--- start Working data ---
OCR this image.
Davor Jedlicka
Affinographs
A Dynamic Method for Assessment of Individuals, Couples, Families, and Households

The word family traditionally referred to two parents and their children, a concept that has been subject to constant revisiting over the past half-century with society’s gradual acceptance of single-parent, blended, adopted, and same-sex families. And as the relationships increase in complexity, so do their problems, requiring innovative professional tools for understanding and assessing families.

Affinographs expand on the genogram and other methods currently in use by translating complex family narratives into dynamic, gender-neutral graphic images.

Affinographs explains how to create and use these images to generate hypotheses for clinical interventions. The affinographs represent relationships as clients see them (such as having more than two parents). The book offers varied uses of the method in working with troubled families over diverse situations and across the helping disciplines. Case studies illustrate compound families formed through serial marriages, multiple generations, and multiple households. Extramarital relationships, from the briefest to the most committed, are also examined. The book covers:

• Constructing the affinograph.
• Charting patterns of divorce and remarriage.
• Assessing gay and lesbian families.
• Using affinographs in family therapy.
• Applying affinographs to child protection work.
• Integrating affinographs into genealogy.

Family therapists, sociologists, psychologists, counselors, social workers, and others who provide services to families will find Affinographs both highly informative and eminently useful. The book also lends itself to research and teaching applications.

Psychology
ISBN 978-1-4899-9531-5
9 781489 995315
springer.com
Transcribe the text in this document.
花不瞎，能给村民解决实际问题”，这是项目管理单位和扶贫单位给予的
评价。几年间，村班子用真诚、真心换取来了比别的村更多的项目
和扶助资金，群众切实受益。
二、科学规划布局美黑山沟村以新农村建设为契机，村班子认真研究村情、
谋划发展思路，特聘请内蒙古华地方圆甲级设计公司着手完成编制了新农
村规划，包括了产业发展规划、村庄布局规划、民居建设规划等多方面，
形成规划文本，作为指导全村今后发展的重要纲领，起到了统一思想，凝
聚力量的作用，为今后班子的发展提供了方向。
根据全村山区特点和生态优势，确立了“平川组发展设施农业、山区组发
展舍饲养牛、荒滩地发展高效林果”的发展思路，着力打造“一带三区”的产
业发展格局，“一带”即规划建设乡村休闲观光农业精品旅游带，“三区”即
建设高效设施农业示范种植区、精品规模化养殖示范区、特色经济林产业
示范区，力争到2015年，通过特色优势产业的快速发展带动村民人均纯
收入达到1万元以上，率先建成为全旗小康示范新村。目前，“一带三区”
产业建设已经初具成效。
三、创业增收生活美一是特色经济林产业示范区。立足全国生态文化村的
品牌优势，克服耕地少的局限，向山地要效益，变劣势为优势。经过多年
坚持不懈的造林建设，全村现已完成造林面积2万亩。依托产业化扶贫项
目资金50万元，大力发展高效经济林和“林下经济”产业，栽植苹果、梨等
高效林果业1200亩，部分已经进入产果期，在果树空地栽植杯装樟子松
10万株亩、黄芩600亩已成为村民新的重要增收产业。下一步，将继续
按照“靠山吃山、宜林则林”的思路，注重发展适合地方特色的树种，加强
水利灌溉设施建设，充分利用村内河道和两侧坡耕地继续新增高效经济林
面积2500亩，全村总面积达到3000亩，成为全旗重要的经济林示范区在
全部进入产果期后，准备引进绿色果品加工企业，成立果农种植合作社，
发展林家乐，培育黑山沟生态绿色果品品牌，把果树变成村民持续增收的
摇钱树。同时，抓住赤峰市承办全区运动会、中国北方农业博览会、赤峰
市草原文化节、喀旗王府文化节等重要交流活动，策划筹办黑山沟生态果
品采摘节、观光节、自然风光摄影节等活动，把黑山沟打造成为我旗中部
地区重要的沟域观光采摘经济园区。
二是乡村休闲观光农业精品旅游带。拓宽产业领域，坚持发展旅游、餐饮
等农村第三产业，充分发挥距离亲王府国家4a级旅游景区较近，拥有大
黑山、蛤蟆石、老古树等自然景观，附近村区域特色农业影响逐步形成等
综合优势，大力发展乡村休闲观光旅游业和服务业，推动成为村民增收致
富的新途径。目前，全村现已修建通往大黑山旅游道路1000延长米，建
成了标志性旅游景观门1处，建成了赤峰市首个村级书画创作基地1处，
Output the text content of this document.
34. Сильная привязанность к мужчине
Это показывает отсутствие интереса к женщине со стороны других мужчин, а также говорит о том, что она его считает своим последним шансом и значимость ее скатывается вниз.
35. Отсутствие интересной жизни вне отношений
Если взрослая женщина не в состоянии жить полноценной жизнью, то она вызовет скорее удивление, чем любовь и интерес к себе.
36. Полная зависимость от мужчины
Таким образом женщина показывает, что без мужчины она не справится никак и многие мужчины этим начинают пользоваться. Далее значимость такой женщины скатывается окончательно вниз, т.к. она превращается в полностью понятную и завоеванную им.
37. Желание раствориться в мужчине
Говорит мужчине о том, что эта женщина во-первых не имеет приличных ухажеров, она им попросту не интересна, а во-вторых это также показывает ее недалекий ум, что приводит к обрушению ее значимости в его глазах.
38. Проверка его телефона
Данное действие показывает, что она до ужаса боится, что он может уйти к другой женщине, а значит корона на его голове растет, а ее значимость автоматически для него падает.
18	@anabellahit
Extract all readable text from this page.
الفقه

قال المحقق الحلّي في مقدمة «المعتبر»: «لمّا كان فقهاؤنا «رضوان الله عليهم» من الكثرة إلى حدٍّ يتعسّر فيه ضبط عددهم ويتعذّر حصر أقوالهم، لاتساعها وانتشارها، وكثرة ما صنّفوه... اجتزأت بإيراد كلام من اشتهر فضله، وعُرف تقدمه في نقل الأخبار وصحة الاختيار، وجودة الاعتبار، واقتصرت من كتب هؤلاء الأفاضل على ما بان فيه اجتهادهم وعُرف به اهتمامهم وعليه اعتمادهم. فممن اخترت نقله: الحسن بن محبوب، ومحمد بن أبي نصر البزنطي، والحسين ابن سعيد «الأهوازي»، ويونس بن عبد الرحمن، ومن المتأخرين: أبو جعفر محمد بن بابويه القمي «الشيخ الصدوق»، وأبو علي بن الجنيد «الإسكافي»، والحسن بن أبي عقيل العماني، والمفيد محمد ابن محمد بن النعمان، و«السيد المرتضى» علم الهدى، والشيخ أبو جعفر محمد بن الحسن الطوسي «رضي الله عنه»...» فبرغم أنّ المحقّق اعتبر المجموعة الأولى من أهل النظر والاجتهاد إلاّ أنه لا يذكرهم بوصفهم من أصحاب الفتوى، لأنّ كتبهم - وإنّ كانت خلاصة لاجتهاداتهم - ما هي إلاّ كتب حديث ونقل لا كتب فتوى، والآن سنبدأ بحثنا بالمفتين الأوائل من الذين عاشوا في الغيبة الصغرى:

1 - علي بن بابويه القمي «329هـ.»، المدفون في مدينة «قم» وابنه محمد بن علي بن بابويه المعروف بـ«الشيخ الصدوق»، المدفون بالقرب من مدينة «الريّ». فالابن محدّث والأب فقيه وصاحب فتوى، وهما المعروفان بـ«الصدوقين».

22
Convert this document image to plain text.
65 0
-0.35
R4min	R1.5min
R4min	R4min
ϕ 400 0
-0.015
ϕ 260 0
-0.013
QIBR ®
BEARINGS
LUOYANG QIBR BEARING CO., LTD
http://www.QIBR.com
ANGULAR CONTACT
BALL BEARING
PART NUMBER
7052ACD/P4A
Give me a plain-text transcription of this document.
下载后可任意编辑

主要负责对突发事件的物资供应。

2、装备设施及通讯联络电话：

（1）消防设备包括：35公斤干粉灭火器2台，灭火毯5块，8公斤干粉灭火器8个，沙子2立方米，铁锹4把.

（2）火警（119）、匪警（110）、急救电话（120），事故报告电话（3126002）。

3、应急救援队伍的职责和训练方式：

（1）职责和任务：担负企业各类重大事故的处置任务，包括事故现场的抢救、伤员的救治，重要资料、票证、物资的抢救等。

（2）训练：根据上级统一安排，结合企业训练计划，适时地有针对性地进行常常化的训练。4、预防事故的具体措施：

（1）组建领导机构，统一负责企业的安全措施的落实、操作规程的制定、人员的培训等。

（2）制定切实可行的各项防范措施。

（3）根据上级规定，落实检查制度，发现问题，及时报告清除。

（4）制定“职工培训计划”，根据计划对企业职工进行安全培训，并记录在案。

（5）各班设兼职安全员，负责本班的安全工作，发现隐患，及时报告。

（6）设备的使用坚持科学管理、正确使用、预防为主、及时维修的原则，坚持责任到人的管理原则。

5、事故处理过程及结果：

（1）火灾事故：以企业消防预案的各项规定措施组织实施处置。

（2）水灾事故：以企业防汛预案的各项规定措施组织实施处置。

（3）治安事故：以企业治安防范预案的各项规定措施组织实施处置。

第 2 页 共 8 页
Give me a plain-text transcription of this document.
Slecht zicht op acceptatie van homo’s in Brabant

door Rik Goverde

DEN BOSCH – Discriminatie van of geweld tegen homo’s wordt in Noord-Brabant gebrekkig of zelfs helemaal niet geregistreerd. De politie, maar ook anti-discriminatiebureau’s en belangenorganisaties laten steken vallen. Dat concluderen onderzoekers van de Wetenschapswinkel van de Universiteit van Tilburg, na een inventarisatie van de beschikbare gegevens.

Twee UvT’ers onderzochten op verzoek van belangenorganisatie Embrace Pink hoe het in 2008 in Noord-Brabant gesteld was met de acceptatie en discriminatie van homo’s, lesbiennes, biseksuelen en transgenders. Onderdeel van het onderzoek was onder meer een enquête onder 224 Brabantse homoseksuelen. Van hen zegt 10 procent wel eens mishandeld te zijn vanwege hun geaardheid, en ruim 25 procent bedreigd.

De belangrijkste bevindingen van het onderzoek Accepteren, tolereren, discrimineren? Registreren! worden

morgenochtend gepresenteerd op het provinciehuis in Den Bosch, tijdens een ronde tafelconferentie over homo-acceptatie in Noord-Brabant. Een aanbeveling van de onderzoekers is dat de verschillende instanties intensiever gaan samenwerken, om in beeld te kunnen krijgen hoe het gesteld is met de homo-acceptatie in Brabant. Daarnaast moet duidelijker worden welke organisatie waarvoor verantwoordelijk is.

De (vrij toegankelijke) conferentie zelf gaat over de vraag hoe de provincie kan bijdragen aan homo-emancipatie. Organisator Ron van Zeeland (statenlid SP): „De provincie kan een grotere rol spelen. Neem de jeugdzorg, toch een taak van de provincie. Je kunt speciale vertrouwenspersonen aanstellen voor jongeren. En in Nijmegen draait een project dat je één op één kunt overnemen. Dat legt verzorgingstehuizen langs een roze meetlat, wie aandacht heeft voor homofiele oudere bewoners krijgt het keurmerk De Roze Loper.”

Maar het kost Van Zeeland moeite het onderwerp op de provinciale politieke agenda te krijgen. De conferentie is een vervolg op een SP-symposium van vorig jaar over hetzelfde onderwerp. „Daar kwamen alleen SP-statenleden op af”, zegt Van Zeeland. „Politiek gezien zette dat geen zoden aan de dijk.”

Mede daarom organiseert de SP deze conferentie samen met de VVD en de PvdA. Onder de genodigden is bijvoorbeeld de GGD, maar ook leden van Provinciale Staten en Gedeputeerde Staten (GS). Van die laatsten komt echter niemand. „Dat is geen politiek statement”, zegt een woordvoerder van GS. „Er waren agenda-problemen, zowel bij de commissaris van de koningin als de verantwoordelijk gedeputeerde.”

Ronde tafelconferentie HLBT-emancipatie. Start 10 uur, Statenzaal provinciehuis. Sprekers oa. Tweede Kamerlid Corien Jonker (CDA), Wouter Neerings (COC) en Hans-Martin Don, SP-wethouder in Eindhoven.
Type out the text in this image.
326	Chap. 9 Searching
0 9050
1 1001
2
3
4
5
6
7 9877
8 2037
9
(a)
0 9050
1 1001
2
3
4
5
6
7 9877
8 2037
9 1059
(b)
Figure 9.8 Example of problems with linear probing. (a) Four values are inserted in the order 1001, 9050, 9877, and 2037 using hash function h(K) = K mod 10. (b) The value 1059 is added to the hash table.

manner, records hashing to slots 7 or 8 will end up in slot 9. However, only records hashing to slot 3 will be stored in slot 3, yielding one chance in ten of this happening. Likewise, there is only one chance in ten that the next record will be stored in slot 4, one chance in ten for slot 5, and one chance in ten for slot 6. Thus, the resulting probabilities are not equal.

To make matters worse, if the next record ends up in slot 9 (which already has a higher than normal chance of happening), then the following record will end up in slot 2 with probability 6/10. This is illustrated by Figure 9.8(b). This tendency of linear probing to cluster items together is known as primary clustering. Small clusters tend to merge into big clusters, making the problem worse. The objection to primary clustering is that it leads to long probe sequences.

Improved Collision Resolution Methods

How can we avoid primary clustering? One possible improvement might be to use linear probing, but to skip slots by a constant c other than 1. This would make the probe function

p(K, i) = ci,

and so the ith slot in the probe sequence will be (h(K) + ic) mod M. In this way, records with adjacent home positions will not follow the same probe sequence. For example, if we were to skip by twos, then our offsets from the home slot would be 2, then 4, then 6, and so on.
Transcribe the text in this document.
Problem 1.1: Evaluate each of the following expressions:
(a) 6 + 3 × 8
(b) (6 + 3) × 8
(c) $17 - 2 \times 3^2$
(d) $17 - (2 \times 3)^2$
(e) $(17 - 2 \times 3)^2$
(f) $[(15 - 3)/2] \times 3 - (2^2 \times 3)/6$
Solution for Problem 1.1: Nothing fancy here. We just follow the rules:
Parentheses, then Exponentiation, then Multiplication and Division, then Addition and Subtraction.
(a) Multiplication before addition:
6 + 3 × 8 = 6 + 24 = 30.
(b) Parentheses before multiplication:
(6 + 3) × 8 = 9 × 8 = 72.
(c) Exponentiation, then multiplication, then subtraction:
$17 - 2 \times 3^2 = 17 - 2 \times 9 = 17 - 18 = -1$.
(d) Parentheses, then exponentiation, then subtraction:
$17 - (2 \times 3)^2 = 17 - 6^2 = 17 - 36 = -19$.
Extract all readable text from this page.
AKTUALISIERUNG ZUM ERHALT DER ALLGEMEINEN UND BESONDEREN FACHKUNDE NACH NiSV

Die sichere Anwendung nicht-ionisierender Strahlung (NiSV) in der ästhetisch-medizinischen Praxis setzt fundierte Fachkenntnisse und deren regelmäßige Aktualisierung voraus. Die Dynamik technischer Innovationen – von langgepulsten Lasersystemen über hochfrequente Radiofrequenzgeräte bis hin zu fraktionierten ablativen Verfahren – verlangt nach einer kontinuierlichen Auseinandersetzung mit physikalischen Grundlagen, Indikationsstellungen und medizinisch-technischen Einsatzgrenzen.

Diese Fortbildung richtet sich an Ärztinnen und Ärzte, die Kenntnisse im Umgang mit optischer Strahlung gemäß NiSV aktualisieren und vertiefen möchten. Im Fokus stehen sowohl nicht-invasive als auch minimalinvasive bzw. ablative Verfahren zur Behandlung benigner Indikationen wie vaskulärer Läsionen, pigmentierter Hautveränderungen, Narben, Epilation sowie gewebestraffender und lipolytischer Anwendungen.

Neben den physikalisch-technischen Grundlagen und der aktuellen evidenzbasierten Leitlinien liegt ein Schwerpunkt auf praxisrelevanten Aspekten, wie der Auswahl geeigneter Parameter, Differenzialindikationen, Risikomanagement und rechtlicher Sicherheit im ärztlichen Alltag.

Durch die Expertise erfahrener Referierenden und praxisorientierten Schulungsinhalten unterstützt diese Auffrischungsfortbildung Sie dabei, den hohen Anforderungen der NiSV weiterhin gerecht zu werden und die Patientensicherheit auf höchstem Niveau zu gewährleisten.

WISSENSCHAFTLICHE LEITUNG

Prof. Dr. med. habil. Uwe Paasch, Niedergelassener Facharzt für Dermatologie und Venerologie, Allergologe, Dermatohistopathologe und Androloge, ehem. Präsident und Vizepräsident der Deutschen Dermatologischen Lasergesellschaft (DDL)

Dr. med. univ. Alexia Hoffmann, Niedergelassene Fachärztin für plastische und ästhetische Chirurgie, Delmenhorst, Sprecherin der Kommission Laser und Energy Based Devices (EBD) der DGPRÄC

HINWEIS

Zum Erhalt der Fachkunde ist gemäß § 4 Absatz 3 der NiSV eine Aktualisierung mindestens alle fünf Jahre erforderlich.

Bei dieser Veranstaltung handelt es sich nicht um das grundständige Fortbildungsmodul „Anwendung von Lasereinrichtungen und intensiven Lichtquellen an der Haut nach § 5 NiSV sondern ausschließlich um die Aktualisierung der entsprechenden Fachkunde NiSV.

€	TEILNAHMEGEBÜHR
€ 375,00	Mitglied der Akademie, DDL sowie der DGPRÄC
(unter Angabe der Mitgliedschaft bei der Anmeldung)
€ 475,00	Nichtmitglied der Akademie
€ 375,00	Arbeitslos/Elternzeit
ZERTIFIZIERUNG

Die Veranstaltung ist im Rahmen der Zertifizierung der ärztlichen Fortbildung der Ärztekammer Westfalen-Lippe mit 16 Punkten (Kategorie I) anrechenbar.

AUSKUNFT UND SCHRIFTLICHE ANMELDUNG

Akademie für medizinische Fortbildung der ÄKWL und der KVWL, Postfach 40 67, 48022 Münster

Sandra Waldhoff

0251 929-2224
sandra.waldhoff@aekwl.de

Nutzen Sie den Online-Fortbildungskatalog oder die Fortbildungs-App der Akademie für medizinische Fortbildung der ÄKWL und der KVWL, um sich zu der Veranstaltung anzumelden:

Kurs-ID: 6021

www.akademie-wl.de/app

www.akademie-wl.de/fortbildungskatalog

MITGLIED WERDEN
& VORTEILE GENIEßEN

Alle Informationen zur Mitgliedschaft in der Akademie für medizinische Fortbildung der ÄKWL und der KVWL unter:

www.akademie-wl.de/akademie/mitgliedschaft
--- end Working data ---
What you should do
Extract every line of the records above that contains the word "tafelconferentie".

Output for this exercise
morgenochtend gepresenteerd op het provinciehuis in Den Bosch, tijdens een ronde tafelconferentie over homo-acceptatie in Noord-Brabant. Een aanbeveling van de onderzoekers is dat de verschillende instanties intensiever gaan samenwerken, om in beeld te kunnen krijgen hoe het gesteld is met de homo-acceptatie in Brabant. Daarnaast moet duidelijker worden welke organisatie waarvoor verantwoordelijk is.
Ronde tafelconferentie HLBT-emancipatie. Start 10 uur, Statenzaal provinciehuis. Sprekers oa. Tweede Kamerlid Corien Jonker (CDA), Wouter Neerings (COC) en Hans-Martin Don, SP-wethouder in Eindhoven.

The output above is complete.